• Exercise requirements:
Count the lines below that contain the word "Delete". Give only the number.

─── Material provided

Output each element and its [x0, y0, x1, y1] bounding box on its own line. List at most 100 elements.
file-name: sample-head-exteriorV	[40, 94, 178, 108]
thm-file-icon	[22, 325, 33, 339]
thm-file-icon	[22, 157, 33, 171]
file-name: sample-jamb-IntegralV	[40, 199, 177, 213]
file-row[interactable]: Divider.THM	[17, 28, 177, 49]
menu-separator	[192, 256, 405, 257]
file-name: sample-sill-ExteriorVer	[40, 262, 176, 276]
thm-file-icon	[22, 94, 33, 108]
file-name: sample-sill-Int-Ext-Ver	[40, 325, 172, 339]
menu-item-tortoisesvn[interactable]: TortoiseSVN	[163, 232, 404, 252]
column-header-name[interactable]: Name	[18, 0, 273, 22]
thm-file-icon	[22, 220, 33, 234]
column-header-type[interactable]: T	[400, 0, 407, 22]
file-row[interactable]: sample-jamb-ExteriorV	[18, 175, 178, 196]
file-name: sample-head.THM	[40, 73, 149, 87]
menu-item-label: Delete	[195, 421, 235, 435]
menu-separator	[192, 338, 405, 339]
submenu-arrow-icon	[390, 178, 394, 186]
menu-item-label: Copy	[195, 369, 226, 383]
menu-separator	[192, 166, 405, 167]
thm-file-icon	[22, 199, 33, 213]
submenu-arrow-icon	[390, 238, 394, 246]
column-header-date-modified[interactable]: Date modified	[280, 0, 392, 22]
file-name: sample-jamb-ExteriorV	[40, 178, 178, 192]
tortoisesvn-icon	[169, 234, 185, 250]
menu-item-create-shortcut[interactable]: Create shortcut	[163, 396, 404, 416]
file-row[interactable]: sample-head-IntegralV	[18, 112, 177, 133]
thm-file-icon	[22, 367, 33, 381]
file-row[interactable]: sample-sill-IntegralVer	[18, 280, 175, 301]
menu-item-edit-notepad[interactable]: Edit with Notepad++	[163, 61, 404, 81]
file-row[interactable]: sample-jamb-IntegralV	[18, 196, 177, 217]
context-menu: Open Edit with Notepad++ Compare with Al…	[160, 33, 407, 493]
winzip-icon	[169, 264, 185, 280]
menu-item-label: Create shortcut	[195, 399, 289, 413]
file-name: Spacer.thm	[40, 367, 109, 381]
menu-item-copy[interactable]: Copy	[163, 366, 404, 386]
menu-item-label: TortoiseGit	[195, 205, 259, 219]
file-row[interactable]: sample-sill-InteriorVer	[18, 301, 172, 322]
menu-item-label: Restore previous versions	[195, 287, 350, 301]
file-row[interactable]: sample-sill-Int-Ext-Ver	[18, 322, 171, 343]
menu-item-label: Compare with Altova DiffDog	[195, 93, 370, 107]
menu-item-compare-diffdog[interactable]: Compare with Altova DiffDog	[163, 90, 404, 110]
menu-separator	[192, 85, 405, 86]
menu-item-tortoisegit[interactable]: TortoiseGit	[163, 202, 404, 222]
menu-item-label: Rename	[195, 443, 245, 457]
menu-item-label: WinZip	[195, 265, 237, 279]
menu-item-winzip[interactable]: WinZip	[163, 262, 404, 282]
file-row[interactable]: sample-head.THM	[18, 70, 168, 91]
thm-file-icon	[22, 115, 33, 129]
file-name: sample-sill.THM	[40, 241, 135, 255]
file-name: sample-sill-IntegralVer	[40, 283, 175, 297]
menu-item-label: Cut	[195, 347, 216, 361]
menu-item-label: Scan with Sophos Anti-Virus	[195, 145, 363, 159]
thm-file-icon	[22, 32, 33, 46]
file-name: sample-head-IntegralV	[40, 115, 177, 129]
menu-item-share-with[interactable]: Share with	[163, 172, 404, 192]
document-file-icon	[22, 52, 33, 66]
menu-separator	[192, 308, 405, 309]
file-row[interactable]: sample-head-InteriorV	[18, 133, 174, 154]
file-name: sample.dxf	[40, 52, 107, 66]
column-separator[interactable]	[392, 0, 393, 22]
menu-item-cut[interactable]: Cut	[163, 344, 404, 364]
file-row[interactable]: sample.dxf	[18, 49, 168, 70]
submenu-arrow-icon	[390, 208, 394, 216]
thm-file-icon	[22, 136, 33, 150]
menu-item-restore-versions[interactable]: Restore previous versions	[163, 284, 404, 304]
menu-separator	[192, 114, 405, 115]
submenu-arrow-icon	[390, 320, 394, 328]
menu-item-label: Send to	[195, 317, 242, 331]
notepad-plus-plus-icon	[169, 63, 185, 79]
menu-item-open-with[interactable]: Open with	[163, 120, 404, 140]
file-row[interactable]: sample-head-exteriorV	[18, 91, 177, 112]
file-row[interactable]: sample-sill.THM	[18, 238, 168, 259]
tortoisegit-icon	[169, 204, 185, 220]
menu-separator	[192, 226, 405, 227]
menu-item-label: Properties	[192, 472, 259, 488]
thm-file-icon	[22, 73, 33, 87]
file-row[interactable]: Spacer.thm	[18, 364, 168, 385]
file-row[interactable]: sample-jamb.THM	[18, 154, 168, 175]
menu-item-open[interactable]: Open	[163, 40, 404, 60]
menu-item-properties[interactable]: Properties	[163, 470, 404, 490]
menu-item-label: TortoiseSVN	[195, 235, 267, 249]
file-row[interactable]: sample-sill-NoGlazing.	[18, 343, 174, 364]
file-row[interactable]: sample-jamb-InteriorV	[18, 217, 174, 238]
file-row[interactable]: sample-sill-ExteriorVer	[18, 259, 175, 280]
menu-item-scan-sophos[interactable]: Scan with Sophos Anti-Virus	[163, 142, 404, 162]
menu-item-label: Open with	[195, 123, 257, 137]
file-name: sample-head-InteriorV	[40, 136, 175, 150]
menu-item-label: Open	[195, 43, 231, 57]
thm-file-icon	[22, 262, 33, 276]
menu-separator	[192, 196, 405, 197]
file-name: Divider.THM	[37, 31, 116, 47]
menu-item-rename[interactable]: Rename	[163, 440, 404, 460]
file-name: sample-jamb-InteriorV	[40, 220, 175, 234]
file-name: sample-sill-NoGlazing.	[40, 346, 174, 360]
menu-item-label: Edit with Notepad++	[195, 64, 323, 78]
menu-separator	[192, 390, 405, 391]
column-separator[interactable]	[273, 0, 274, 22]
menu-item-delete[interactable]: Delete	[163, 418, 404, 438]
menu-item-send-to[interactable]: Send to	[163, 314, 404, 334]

──────

• Response area:
2